• _Source document_
We accomplish this by first running:
# split the seminvariance values up depending on what spatial lag they occur at
TP.split<-split(varTP,lag)
TP.split
Here we can now see the semi-variances for each lag-distance. In the figure below the last few entries are shown where we can see that the number of point pairs constantly decreases and that for the largest lag-distance (22000 m) only one point pair is available:
Next, we calculate the mean semi-variance for each lag-distance by running:
# compute the mean semivariance at each spatial lag
TP.gamma <- sapply(TP.split,mean)
TP.gamma
This simply calculates the mean value for each of the lines of values depicted in the preceeding figure.
This will result in one value (the mean semi-variance) for each lag-distance:
Now we have all the information to plot our semi-variogram by simply plotting the mean semivariance over the lag-distance.
The corresponding code looks like this:
# extract the values of the unique spatial lags
lag.uni<- as.numeric(names(TP.gamma))
# visually examine the variogram for the landscape metric and the transect
plot(lag.uni,TP.gamma,xlab='Spatial Lag (m)',ylab='Semivariance Forest prop. [%]',type='o')
abline(v=max(lag)/2,lwd=2,col='dodgerblue',lty=2)

[Layout region records]
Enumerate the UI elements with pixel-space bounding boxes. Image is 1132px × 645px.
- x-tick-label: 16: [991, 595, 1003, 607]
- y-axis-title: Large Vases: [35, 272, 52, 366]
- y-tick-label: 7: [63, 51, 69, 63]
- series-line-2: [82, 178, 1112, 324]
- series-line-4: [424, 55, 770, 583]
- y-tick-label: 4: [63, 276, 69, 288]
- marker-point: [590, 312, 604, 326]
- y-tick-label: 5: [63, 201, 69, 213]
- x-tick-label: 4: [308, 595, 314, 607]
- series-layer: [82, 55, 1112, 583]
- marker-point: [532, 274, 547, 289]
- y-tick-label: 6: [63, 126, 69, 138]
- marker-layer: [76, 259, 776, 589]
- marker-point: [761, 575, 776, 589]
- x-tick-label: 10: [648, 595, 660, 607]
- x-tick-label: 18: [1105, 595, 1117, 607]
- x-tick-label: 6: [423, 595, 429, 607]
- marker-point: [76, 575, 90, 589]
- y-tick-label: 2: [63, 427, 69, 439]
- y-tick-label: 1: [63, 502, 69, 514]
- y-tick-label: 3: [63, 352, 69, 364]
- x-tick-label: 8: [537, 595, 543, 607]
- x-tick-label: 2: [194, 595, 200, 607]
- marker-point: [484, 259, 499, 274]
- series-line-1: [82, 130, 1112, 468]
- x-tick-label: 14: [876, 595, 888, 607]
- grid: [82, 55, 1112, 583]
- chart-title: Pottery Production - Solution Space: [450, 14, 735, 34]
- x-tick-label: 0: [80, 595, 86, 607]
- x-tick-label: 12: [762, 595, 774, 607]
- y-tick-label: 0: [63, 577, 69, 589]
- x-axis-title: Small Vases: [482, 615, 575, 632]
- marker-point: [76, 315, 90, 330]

• _Parts of the exercise_
(1) Print the semi-variogram text in full, character for character.
(2) Output the records exactly, beginning at their first line and ending after the line that contains "- marker-point: [761, 575, 776, 589]".
The records are unrelated to the semi-variogram text.

• _Correct answers_
(1)
We accomplish this by first running:
# split the seminvariance values up depending on what spatial lag they occur at
TP.split<-split(varTP,lag)
TP.split
Here we can now see the semi-variances for each lag-distance. In the figure below the last few entries are shown where we can see that the number of point pairs constantly decreases and that for the largest lag-distance (22000 m) only one point pair is available:
Next, we calculate the mean semi-variance for each lag-distance by running:
# compute the mean semivariance at each spatial lag
TP.gamma <- sapply(TP.split,mean)
TP.gamma
This simply calculates the mean value for each of the lines of values depicted in the preceeding figure.
This will result in one value (the mean semi-variance) for each lag-distance:
Now we have all the information to plot our semi-variogram by simply plotting the mean semivariance over the lag-distance.
The corresponding code looks like this:
# extract the values of the unique spatial lags
lag.uni<- as.numeric(names(TP.gamma))
# visually examine the variogram for the landscape metric and the transect
plot(lag.uni,TP.gamma,xlab='Spatial Lag (m)',ylab='Semivariance Forest prop. [%]',type='o')
abline(v=max(lag)/2,lwd=2,col='dodgerblue',lty=2)

(2)
Enumerate the UI elements with pixel-space bounding boxes. Image is 1132px × 645px.
- x-tick-label: 16: [991, 595, 1003, 607]
- y-axis-title: Large Vases: [35, 272, 52, 366]
- y-tick-label: 7: [63, 51, 69, 63]
- series-line-2: [82, 178, 1112, 324]
- series-line-4: [424, 55, 770, 583]
- y-tick-label: 4: [63, 276, 69, 288]
- marker-point: [590, 312, 604, 326]
- y-tick-label: 5: [63, 201, 69, 213]
- x-tick-label: 4: [308, 595, 314, 607]
- series-layer: [82, 55, 1112, 583]
- marker-point: [532, 274, 547, 289]
- y-tick-label: 6: [63, 126, 69, 138]
- marker-layer: [76, 259, 776, 589]
- marker-point: [761, 575, 776, 589]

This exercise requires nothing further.